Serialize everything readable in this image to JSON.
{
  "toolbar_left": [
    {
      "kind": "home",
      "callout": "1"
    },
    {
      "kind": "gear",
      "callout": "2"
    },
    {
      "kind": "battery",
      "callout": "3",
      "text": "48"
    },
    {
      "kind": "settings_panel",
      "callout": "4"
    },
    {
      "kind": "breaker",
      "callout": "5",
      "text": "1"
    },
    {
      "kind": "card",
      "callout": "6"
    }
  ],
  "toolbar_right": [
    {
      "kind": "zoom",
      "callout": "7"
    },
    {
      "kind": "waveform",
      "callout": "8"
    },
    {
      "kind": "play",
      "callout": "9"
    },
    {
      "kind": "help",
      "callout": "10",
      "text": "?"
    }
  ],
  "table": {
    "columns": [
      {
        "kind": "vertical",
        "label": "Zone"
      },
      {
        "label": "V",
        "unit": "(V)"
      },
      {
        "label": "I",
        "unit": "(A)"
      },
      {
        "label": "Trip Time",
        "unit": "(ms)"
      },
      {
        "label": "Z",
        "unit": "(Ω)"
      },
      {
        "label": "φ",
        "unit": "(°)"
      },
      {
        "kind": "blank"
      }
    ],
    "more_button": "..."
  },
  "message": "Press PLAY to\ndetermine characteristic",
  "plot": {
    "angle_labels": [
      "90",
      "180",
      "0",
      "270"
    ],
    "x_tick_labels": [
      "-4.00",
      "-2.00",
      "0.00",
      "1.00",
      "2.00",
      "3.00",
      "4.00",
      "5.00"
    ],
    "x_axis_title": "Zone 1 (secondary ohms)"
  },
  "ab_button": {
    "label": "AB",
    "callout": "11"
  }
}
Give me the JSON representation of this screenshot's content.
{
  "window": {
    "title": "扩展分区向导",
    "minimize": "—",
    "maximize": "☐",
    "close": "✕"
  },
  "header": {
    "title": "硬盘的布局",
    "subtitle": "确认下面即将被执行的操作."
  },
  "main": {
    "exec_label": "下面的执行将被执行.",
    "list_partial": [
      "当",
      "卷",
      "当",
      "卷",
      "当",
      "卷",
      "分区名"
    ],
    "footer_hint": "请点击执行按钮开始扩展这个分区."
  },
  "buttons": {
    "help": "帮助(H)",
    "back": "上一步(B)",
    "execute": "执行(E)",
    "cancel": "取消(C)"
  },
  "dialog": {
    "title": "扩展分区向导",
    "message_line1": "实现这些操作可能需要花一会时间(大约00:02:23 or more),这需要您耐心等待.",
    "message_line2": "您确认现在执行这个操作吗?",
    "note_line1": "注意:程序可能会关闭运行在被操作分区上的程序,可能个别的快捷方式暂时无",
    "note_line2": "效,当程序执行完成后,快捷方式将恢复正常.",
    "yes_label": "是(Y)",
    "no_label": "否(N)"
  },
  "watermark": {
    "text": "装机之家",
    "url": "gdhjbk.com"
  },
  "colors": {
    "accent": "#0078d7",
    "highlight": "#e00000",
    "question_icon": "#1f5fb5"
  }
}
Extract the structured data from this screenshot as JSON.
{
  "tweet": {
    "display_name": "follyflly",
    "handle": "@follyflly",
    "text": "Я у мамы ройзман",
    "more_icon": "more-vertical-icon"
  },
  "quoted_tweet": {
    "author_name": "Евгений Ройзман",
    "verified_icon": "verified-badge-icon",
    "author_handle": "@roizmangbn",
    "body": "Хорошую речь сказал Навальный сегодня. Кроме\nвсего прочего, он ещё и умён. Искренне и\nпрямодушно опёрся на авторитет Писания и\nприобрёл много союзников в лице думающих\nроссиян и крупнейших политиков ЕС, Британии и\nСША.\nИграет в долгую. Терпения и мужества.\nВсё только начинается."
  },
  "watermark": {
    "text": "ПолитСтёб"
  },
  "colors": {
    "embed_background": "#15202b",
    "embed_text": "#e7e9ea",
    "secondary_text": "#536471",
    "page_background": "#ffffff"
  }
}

▶ Exercise description
Where does the word "screenshot" appear? Return each line that holds it.

▶ Response for this exercise
Give me the JSON representation of this screenshot's content.
Extract the structured data from this screenshot as JSON.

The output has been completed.